[Your objective] Beginning with the line where "Convert this document image to plain text." appears, retype every remaining line of the data below, both the first and last included.

+---+

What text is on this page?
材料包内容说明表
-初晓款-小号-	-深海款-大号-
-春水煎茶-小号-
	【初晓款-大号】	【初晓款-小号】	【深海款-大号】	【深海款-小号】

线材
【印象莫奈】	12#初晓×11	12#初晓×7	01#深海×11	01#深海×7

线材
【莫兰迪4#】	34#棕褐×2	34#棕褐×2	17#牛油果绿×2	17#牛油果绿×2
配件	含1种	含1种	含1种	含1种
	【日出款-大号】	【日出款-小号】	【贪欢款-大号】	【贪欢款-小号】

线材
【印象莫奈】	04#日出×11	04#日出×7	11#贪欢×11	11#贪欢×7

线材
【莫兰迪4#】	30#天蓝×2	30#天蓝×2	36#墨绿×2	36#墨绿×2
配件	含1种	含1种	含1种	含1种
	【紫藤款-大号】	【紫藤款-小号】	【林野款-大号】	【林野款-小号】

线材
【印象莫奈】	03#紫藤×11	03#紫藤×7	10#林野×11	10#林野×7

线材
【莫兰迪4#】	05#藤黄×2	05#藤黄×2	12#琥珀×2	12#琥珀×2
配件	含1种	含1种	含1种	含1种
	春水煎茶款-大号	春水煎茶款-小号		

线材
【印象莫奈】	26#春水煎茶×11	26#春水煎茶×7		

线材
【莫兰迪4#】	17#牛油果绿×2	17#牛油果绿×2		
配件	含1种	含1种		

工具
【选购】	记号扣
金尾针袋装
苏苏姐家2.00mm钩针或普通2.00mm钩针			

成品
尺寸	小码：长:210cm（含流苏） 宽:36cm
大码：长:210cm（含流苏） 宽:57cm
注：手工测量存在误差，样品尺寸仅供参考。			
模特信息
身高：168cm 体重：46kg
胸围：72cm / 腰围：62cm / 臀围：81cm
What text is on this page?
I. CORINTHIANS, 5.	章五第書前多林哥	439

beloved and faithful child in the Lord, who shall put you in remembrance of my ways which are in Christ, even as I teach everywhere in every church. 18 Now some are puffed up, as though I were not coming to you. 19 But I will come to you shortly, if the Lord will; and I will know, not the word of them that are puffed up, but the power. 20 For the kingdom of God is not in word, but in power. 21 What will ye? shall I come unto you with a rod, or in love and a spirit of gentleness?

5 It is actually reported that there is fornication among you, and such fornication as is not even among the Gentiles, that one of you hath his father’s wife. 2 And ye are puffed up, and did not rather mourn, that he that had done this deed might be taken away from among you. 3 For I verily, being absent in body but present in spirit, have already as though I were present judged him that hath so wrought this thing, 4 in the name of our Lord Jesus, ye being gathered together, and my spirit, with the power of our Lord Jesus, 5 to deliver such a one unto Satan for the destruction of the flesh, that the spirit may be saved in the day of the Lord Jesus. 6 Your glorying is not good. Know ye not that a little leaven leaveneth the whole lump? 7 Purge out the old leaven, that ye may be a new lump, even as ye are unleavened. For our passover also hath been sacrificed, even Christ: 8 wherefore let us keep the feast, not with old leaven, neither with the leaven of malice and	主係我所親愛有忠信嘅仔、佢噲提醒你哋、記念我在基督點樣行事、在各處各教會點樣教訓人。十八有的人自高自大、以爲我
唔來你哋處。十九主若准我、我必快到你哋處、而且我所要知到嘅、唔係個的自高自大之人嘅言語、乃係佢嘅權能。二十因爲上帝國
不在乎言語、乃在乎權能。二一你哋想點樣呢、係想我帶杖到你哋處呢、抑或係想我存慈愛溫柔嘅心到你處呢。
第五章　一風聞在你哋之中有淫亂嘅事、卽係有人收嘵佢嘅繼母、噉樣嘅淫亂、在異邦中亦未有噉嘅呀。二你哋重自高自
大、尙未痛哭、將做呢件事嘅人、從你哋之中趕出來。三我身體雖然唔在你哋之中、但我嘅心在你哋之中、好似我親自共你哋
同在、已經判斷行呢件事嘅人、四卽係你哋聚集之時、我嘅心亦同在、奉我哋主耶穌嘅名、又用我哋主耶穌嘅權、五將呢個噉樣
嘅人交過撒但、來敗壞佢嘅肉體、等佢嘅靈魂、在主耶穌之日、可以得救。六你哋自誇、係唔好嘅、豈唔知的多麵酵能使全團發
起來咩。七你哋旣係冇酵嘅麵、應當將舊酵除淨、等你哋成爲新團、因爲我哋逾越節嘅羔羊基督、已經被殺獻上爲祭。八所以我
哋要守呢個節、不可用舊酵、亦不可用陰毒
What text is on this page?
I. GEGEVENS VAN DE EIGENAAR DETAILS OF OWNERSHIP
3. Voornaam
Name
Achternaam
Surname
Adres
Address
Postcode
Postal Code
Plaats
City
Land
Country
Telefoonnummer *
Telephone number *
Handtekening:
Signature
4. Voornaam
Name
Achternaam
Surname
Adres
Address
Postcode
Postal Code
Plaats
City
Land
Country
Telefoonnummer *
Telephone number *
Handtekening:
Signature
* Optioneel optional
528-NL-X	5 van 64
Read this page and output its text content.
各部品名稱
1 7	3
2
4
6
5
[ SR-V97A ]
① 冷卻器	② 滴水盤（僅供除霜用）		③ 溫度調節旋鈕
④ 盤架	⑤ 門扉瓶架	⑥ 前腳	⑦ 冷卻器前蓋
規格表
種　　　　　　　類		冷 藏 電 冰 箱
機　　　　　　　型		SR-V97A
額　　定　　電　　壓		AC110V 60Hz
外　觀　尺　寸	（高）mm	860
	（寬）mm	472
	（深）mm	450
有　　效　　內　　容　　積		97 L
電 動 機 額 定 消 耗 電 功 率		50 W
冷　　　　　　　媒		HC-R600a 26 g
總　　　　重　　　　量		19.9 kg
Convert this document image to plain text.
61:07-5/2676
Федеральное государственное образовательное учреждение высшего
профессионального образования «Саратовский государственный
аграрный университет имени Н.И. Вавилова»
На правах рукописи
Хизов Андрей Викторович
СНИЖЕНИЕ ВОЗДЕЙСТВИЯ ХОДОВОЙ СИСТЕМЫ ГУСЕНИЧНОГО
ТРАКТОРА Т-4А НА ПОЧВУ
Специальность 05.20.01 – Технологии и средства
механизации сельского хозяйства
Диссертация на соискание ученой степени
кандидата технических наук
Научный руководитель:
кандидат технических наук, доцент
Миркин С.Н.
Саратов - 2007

+---+

[Response to the exercise]
Convert this document image to plain text.
61:07-5/2676
Федеральное государственное образовательное учреждение высшего
профессионального образования «Саратовский государственный
аграрный университет имени Н.И. Вавилова»
На правах рукописи
Хизов Андрей Викторович
СНИЖЕНИЕ ВОЗДЕЙСТВИЯ ХОДОВОЙ СИСТЕМЫ ГУСЕНИЧНОГО
ТРАКТОРА Т-4А НА ПОЧВУ
Специальность 05.20.01 – Технологии и средства
механизации сельского хозяйства
Диссертация на соискание ученой степени
кандидата технических наук
Научный руководитель:
кандидат технических наук, доцент
Миркин С.Н.
Саратов - 2007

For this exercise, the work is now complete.